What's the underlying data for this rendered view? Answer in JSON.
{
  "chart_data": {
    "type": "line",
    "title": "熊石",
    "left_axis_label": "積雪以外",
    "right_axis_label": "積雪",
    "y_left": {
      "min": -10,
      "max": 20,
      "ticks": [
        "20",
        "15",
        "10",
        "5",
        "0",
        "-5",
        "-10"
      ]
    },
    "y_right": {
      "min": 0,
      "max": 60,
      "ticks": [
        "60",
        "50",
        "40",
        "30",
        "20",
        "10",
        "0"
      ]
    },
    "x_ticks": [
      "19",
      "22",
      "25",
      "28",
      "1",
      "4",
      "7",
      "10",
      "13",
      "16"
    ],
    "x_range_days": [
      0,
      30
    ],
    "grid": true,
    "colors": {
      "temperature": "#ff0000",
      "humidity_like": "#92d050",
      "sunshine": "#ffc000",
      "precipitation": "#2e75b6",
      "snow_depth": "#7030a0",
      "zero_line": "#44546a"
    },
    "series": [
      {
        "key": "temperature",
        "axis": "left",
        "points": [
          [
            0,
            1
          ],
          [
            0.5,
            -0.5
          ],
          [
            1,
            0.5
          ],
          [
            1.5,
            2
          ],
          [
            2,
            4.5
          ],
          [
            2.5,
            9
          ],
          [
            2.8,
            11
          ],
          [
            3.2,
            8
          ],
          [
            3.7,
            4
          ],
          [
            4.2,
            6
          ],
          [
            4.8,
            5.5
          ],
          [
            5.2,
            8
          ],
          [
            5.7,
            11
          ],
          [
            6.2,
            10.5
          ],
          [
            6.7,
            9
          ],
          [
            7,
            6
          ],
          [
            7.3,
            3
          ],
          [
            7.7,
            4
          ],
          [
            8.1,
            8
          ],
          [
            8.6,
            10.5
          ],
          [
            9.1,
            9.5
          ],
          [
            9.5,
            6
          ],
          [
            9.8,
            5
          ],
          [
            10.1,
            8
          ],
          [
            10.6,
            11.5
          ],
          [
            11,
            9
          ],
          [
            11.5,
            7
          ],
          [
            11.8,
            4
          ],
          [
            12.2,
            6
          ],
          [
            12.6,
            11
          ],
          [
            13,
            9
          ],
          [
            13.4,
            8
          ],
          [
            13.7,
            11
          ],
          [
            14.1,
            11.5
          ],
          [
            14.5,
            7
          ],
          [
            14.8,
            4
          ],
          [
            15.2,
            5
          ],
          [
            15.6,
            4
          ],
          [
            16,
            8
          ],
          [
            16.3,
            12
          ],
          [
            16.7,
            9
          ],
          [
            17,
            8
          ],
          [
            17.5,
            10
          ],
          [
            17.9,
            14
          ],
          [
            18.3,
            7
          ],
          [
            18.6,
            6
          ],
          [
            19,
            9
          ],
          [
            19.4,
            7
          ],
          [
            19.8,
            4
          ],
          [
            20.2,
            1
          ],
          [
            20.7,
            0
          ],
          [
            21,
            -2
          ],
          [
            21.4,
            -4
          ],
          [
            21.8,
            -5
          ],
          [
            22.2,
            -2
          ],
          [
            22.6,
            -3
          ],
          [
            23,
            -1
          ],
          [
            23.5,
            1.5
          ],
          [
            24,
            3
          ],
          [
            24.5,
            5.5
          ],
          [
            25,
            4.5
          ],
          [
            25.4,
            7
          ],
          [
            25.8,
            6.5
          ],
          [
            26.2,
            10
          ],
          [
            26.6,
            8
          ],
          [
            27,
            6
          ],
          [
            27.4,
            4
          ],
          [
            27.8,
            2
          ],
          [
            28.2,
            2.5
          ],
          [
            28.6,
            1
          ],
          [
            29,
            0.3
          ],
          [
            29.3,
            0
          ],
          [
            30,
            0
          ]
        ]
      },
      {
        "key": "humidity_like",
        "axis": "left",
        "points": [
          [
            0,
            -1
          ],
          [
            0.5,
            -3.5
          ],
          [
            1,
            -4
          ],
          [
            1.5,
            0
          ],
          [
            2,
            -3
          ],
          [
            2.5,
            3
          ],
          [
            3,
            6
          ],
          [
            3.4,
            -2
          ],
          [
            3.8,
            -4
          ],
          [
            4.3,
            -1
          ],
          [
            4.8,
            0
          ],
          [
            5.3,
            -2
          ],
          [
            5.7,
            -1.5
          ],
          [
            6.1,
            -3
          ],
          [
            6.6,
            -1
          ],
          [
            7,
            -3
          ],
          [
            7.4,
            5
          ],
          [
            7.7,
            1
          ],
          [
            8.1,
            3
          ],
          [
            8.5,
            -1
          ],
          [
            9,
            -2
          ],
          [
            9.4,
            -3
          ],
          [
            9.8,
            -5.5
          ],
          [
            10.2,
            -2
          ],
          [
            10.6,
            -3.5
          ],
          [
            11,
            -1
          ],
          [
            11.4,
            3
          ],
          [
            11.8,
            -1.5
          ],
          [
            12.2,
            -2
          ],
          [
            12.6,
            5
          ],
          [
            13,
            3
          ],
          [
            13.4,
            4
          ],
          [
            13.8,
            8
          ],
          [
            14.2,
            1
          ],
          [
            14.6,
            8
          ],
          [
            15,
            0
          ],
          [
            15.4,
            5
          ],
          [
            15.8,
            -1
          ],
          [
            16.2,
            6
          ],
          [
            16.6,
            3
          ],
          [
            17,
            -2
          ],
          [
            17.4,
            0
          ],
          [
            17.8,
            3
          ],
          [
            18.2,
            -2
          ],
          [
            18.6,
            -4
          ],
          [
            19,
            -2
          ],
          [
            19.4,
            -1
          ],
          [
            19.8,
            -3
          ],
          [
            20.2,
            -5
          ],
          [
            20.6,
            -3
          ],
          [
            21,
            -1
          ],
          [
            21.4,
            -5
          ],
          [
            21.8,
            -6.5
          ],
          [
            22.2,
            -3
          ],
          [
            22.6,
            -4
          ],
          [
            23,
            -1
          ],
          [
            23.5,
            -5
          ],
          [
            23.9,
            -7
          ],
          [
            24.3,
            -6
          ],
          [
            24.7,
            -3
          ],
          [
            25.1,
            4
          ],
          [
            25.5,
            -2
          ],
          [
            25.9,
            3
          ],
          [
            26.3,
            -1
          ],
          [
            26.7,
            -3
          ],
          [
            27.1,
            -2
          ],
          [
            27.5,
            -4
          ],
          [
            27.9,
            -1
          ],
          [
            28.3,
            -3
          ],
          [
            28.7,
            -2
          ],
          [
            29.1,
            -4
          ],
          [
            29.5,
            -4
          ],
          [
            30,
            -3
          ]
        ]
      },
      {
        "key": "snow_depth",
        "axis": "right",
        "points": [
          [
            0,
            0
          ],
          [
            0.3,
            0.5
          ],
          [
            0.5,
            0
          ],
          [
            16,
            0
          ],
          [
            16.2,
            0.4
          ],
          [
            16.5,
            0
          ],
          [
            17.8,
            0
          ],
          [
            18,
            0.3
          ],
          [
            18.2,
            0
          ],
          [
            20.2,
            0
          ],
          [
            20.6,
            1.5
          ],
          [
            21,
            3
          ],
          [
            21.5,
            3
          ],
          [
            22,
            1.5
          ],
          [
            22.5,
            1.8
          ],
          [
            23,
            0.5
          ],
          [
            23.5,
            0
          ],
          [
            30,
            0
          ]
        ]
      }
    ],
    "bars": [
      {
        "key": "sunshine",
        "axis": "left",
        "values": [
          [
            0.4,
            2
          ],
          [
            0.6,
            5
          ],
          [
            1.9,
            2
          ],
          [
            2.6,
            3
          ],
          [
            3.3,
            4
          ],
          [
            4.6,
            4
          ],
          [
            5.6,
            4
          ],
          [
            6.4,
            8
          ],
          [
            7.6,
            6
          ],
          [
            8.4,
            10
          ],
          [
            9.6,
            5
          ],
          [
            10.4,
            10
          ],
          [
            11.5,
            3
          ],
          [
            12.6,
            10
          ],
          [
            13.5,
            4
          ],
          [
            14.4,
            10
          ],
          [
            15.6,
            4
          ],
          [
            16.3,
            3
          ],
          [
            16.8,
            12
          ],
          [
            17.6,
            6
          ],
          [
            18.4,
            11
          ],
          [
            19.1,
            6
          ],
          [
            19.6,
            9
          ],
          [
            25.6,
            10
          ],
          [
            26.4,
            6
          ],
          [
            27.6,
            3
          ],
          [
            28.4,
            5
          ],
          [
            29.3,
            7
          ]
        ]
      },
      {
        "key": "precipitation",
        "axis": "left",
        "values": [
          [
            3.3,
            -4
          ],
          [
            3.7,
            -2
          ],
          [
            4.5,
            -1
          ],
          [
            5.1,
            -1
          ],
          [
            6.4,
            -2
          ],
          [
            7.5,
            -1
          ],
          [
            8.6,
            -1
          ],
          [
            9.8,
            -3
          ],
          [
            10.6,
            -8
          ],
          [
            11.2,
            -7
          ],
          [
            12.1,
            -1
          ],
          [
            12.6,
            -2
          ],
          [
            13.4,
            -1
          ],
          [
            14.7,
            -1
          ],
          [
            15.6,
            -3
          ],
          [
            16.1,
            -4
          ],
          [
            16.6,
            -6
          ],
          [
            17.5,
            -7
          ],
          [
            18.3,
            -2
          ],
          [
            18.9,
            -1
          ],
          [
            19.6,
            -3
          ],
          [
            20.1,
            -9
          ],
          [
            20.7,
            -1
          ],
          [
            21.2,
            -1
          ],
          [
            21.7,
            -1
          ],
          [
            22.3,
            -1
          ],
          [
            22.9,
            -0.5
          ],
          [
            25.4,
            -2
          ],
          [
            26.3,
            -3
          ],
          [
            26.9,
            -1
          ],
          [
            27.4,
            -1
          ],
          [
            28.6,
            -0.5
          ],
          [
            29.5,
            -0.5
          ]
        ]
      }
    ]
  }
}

====

_The exercise_: Within the material above, find the lines that contain the word "precipitation"; copy them.

_The response_:
      "precipitation": "#2e75b6",
        "key": "precipitation",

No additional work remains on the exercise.